---- LISTED RECORDS

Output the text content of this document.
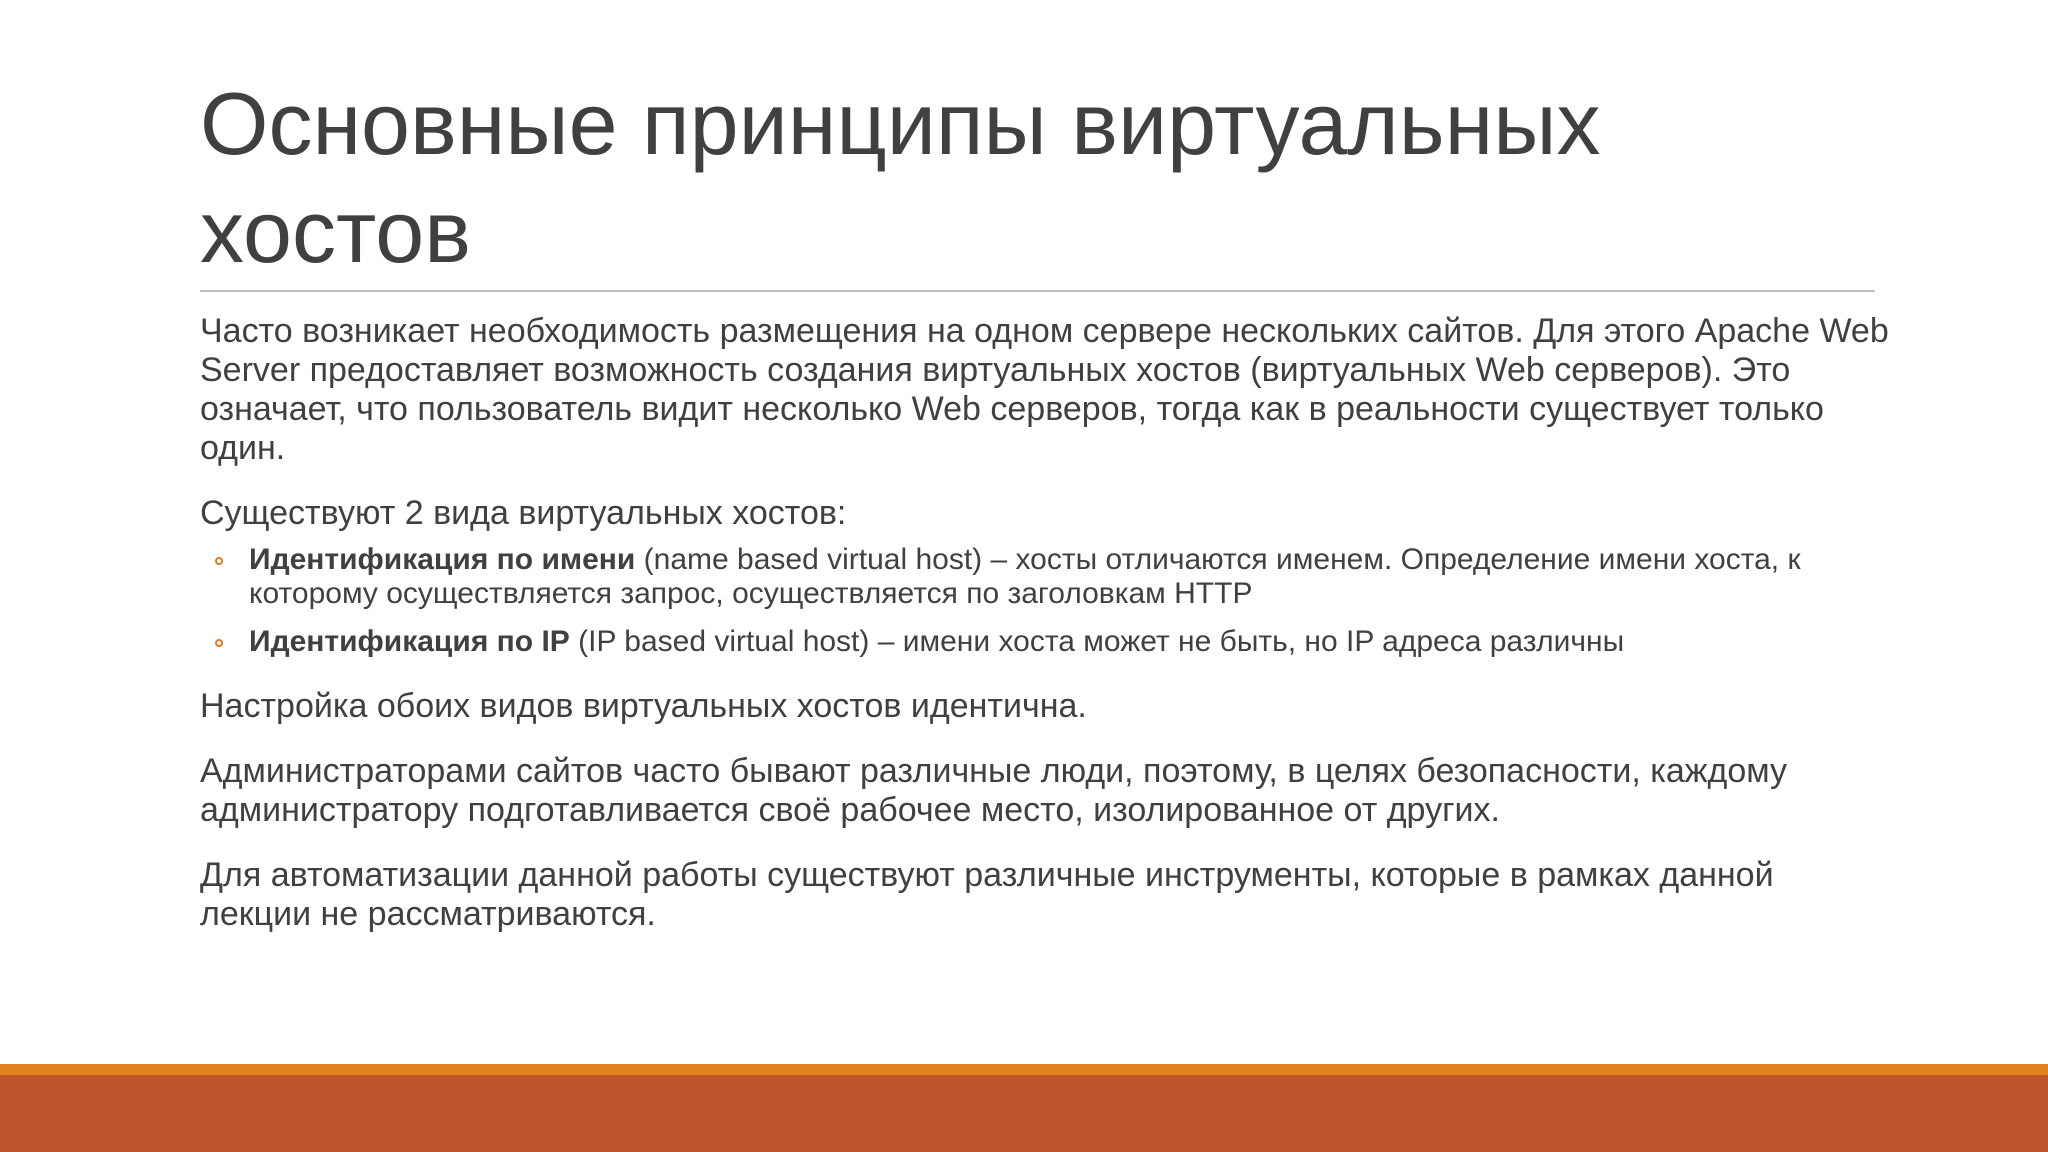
Основные принципы виртуальных хостов

Часто возникает необходимость размещения на одном сервере нескольких сайтов. Для этого Apache Web Server предоставляет возможность создания виртуальных хостов (виртуальных Web серверов). Это означает, что пользователь видит несколько Web серверов, тогда как в реальности существует только один.

Существуют 2 вида виртуальных хостов:

Идентификация по имени (name based virtual host) – хосты отличаются именем. Определение имени хоста, к которому осуществляется запрос, осуществляется по заголовкам HTTP
Идентификация по IP (IP based virtual host) – имени хоста может не быть, но IP адреса различны

Настройка обоих видов виртуальных хостов идентична.

Администраторами сайтов часто бывают различные люди, поэтому, в целях безопасности, каждому администратору подготавливается своё рабочее место, изолированное от других.

Для автоматизации данной работы существуют различные инструменты, которые в рамках данной лекции не рассматриваются.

--------

■ DESCRIPTION OF THE TASK ■
Copy every record above exactly as written, but leave out the pictures.

■ THE RESPONSE ■
Output the text content of this document.
Основные принципы виртуальных хостов

Часто возникает необходимость размещения на одном сервере нескольких сайтов. Для этого Apache Web Server предоставляет возможность создания виртуальных хостов (виртуальных Web серверов). Это означает, что пользователь видит несколько Web серверов, тогда как в реальности существует только один.

Существуют 2 вида виртуальных хостов:

Идентификация по имени (name based virtual host) – хосты отличаются именем. Определение имени хоста, к которому осуществляется запрос, осуществляется по заголовкам HTTP
Идентификация по IP (IP based virtual host) – имени хоста может не быть, но IP адреса различны

Настройка обоих видов виртуальных хостов идентична.

Администраторами сайтов часто бывают различные люди, поэтому, в целях безопасности, каждому администратору подготавливается своё рабочее место, изолированное от других.

Для автоматизации данной работы существуют различные инструменты, которые в рамках данной лекции не рассматриваются.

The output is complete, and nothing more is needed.